=== DATASET EXCERPTS ===

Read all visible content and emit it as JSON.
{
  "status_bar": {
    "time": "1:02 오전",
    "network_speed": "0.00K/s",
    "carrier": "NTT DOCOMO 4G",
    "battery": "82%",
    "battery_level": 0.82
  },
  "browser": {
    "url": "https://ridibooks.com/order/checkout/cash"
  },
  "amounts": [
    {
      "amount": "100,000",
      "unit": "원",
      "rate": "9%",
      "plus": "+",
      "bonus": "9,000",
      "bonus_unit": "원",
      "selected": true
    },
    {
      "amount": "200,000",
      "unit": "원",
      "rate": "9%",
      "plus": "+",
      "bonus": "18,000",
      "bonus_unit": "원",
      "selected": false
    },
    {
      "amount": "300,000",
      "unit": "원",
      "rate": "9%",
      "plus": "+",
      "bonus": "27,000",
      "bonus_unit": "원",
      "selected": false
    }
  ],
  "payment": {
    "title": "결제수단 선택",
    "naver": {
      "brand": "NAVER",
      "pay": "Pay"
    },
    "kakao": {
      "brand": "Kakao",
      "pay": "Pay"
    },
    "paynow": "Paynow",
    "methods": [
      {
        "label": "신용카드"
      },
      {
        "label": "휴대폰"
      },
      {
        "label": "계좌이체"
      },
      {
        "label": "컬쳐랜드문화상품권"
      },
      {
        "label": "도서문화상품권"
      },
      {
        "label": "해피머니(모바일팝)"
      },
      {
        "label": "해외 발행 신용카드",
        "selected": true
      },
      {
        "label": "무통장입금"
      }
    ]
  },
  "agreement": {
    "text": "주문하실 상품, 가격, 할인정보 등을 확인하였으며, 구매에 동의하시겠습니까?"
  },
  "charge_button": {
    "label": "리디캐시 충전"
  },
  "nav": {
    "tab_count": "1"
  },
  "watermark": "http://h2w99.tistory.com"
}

===

### WHAT THE TASK REQUIRES
Pull every line containing the word "selected" out of the entries above.

### RESPONSE TO THIS EXERCISE
      "selected": true
      "selected": false
      "selected": false
        "selected": true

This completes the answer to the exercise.